--- Start RECORDS TO USE ---
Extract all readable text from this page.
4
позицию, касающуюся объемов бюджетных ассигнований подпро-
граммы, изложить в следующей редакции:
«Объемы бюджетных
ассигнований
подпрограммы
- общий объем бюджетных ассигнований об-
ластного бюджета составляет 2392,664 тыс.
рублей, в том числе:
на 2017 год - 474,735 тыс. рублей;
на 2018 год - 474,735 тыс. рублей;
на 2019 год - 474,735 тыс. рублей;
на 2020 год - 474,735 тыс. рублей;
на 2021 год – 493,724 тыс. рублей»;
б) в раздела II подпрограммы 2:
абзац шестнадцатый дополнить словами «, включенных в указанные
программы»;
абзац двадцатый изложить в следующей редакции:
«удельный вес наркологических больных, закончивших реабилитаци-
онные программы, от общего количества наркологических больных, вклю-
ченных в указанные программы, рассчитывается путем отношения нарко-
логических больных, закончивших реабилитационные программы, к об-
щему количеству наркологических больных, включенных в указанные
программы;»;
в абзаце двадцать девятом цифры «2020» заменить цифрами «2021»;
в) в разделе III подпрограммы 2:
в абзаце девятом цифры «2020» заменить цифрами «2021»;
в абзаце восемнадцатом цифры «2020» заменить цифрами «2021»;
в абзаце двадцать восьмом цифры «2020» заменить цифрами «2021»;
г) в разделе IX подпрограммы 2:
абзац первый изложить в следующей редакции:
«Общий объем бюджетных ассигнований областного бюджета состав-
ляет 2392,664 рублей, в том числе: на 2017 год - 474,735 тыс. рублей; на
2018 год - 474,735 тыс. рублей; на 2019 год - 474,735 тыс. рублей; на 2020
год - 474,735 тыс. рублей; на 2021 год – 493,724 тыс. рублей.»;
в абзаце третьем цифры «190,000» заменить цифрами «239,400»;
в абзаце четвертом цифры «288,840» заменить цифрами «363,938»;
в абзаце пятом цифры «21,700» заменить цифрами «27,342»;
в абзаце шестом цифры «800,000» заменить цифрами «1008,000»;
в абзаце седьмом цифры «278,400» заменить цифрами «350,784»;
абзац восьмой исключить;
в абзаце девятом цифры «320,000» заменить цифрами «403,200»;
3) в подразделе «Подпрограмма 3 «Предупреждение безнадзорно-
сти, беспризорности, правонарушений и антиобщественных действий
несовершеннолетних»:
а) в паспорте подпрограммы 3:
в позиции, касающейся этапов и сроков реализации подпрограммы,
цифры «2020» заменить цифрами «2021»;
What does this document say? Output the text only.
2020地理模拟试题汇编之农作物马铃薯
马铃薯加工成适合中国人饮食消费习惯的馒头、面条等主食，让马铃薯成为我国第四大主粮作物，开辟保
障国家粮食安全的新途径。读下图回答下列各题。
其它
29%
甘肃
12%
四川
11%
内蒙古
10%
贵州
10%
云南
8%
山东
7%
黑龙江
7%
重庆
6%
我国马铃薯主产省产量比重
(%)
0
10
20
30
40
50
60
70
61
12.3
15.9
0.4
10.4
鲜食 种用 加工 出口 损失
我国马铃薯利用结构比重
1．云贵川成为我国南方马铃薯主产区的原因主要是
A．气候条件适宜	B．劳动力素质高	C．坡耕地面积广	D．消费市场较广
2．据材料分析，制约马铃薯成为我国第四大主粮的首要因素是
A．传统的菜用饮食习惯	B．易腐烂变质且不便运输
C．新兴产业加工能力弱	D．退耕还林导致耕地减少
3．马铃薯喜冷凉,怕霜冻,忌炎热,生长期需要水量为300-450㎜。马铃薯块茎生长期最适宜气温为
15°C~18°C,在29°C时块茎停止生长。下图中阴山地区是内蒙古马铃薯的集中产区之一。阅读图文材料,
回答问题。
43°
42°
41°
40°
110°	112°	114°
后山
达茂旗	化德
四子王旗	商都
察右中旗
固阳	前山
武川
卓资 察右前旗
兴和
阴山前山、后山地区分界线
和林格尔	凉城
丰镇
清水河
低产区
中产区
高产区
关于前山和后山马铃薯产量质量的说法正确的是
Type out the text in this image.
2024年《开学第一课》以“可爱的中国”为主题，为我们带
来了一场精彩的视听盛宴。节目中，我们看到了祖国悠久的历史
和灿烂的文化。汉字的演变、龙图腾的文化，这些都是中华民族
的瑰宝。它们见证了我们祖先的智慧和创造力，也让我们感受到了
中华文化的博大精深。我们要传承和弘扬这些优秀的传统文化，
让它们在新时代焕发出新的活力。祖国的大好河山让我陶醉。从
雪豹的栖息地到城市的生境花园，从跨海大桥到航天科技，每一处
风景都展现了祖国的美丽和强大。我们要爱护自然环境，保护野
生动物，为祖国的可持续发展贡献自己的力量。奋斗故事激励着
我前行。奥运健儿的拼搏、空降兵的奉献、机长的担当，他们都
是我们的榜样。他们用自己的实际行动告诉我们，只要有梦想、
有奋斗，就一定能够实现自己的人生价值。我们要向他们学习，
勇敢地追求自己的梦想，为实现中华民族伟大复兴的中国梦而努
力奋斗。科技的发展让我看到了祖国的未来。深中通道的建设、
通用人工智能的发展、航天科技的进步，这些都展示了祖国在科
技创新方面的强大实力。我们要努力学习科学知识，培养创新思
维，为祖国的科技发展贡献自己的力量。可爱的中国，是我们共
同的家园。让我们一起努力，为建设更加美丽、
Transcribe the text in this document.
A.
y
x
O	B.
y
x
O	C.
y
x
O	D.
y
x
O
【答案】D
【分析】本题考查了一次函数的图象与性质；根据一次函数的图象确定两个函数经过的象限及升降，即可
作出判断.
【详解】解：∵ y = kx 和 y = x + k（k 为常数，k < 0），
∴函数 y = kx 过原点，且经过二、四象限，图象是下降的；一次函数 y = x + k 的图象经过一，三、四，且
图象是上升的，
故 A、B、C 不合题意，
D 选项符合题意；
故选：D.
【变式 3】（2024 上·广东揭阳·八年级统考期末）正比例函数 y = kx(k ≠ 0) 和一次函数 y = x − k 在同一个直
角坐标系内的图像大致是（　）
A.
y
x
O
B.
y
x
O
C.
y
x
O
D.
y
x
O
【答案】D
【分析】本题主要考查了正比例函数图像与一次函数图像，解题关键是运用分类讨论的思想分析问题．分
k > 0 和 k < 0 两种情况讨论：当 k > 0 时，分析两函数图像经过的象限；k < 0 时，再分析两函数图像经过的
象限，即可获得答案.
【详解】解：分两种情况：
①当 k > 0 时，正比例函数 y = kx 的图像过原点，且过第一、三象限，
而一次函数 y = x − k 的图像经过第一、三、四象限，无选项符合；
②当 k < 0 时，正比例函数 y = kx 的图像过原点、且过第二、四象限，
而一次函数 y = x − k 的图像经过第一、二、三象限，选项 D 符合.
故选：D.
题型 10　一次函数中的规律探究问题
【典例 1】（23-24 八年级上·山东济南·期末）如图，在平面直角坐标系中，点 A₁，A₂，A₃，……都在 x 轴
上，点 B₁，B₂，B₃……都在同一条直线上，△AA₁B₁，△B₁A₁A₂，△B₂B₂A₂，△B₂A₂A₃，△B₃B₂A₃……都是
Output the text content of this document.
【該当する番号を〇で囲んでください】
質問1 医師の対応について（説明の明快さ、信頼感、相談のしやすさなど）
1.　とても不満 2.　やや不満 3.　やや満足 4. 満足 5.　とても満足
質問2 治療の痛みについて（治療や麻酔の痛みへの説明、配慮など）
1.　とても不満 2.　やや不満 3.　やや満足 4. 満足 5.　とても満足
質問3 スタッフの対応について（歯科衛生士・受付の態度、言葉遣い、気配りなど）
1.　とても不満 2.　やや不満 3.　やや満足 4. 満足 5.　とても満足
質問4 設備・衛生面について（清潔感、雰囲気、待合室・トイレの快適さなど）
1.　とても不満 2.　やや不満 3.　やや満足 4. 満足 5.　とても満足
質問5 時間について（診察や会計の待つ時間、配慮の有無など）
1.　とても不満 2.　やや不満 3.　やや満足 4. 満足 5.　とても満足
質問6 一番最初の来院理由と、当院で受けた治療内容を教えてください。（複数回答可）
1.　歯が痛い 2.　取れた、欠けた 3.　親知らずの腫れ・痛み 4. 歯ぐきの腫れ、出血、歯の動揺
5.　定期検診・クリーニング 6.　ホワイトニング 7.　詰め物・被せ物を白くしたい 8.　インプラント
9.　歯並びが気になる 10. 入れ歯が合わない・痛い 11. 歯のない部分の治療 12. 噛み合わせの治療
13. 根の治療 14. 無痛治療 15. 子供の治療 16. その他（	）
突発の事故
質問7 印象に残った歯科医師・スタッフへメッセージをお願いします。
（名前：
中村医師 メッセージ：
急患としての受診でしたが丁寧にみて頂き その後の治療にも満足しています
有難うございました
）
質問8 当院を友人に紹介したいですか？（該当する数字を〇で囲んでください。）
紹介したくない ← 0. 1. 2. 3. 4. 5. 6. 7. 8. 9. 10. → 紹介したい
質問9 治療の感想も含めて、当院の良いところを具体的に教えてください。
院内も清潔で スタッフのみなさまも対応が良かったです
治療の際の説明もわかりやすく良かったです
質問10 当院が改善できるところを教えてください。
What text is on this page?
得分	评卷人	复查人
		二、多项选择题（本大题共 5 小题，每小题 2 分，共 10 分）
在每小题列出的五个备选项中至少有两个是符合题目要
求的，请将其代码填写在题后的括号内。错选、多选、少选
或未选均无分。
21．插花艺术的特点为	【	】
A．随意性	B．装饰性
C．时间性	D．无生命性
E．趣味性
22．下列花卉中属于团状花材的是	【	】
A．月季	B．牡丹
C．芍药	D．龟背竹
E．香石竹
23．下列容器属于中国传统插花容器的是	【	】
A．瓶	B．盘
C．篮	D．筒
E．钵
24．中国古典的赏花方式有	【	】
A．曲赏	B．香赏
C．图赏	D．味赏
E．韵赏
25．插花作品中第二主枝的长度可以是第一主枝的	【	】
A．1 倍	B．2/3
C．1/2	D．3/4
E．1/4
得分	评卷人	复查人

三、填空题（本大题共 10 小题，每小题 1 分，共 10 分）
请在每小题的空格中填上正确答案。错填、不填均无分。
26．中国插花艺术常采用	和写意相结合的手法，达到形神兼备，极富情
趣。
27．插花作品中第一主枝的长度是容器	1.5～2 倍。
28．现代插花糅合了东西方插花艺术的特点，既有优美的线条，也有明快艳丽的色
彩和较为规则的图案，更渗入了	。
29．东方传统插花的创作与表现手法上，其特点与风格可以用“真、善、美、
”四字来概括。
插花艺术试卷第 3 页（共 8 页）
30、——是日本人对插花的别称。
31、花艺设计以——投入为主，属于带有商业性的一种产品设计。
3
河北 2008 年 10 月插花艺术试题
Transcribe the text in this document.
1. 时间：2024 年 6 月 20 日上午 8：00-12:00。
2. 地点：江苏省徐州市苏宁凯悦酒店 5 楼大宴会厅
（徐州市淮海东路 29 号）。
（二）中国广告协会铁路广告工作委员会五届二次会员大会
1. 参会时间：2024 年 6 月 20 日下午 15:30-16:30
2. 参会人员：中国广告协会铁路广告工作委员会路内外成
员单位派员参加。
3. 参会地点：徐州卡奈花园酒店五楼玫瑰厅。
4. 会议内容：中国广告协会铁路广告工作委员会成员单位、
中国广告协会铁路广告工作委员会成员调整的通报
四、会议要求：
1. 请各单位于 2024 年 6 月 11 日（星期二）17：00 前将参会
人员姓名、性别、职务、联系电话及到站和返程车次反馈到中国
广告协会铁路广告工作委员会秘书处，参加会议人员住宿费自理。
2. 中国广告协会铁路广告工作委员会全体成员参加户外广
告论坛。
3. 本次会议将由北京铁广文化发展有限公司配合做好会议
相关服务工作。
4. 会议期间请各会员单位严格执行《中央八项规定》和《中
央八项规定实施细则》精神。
--- End RECORDS TO USE ---
◆ **REQUIRED TASK**
Pick out and copy every line that contains the word "редакции".

◆ **EXERCISE OUTPUT**
граммы, изложить в следующей редакции:
абзац двадцатый изложить в следующей редакции:
абзац первый изложить в следующей редакции:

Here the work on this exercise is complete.